■ Instructions for the task ■
Extract every line of the material that holds the string "title".

[BEGIN Listed records]

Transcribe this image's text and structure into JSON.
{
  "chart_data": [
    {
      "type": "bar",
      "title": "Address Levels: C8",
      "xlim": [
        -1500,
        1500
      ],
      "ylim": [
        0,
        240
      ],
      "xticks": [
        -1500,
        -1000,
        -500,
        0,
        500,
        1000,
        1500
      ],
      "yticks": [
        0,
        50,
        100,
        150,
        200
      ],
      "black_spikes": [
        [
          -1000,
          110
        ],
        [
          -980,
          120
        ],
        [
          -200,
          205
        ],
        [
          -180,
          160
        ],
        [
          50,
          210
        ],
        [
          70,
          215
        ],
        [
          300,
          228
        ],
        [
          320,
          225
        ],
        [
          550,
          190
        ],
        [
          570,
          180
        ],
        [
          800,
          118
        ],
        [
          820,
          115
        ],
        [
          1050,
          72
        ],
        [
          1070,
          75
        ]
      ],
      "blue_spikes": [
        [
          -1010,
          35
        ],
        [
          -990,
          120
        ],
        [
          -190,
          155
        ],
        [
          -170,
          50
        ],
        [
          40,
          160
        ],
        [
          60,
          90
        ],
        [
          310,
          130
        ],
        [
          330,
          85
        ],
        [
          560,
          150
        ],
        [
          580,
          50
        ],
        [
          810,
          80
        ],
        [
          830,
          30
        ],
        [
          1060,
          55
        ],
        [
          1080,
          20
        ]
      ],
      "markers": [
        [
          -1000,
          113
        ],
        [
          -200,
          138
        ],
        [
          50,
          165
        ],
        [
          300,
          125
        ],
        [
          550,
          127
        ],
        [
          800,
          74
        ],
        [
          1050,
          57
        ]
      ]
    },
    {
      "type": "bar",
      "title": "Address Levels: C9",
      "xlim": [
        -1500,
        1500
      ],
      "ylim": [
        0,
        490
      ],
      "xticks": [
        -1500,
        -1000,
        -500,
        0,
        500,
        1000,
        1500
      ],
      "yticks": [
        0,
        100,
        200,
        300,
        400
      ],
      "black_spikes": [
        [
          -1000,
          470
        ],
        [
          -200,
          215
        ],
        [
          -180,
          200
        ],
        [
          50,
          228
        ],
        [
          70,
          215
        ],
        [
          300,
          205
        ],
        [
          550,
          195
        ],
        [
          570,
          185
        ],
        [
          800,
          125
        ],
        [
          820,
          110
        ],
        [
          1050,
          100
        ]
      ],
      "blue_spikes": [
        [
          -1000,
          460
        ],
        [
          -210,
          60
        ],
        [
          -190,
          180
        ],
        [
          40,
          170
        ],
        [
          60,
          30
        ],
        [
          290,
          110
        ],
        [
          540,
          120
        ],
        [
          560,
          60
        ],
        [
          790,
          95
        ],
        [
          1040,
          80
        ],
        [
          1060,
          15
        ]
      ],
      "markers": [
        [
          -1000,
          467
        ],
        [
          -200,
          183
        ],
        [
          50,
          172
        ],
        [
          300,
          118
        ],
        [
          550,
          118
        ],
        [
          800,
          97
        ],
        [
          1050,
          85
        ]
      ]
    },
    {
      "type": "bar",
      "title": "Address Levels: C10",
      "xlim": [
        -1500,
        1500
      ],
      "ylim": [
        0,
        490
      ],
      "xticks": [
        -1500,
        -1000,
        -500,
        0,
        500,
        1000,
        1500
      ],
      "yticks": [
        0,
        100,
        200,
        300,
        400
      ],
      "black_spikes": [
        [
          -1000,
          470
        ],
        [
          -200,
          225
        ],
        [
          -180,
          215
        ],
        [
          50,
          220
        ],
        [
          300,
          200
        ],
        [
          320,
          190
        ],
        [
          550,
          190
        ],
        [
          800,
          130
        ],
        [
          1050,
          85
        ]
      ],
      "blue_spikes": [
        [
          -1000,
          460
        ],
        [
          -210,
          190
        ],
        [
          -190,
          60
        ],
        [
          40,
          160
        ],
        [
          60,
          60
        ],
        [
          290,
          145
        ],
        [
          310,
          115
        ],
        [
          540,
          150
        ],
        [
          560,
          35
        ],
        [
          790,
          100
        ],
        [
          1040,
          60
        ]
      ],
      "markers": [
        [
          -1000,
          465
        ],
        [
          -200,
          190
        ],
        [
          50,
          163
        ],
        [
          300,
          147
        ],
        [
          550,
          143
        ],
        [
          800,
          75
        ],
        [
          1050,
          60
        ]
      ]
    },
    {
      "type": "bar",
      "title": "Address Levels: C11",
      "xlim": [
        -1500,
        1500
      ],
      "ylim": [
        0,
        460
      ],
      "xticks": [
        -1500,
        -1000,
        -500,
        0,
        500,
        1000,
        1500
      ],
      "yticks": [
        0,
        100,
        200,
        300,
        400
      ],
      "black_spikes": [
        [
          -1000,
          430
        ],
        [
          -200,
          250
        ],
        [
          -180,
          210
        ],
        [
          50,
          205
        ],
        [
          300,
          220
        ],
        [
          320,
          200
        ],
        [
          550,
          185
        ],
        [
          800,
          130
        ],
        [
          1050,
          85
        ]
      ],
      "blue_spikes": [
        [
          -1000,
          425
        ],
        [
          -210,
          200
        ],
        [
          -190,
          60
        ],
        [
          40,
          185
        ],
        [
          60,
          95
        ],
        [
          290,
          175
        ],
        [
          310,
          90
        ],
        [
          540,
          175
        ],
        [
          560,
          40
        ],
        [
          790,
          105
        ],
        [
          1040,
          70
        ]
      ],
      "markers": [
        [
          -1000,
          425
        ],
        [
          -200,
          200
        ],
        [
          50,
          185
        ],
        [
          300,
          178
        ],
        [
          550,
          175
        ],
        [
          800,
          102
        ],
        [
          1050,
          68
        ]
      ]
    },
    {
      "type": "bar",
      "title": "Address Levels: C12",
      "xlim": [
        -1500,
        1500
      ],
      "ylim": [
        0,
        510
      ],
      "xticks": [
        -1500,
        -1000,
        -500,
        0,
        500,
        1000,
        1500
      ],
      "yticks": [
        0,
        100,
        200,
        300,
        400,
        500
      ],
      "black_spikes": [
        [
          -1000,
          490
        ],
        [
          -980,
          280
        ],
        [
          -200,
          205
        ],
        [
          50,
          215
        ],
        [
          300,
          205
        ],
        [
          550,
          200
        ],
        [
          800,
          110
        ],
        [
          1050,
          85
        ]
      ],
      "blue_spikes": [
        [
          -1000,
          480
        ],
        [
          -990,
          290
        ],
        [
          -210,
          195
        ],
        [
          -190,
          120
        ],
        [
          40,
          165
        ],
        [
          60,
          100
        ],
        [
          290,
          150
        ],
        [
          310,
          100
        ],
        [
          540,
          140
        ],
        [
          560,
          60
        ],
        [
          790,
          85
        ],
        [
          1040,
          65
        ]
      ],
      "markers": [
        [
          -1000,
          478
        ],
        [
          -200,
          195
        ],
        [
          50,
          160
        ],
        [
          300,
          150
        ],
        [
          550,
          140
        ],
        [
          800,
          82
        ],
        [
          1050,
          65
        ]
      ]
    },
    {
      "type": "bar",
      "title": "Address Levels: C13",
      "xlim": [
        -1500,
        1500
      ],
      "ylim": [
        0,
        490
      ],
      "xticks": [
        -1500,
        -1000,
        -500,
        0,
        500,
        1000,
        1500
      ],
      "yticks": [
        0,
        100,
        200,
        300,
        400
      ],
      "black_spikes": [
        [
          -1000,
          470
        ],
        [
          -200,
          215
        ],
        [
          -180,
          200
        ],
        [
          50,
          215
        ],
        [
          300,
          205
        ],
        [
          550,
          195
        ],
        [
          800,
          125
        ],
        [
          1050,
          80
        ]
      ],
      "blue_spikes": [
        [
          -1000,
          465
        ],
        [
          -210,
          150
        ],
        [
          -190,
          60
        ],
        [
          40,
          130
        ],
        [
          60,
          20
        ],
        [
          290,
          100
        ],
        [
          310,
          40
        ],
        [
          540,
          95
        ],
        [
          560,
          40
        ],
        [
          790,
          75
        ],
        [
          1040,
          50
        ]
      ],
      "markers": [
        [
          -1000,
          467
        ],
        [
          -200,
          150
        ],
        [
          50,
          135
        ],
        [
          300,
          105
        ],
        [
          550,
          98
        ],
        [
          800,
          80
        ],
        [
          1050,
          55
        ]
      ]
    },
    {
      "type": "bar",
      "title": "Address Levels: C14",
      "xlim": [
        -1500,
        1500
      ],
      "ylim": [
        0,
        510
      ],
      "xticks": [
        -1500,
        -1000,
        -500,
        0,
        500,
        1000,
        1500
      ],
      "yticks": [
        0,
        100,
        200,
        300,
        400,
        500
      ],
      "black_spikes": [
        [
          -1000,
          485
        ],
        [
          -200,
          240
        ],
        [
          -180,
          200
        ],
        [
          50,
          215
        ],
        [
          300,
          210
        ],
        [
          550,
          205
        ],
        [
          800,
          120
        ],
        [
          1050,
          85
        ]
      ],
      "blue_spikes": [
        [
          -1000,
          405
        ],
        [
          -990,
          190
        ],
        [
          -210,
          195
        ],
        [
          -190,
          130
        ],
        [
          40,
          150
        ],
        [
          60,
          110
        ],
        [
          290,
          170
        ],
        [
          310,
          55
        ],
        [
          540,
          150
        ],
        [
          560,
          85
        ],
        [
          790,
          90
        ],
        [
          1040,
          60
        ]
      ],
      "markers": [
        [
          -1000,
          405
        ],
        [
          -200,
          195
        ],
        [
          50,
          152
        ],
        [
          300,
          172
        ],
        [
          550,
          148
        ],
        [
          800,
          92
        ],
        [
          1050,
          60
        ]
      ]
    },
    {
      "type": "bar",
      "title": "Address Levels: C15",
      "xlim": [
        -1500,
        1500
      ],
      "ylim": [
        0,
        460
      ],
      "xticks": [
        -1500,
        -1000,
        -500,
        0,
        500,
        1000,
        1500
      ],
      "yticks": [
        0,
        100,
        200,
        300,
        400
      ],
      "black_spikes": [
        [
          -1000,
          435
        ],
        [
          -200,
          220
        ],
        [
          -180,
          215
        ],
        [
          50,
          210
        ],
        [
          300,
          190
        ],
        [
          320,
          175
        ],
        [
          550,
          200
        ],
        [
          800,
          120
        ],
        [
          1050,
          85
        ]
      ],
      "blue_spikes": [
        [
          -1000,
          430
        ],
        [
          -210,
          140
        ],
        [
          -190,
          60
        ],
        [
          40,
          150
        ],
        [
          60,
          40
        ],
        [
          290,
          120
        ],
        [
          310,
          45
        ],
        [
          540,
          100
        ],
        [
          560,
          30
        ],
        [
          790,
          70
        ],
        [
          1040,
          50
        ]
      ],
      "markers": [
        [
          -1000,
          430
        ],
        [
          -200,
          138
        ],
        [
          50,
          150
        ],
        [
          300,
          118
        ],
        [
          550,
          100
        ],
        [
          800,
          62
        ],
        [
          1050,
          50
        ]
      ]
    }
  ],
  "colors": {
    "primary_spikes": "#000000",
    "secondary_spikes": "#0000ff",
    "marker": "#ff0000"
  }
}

[END Listed records]

■ Answer to the task ■
      "title": "Address Levels: C8",
      "title": "Address Levels: C9",
      "title": "Address Levels: C10",
      "title": "Address Levels: C11",
      "title": "Address Levels: C12",
      "title": "Address Levels: C13",
      "title": "Address Levels: C14",
      "title": "Address Levels: C15",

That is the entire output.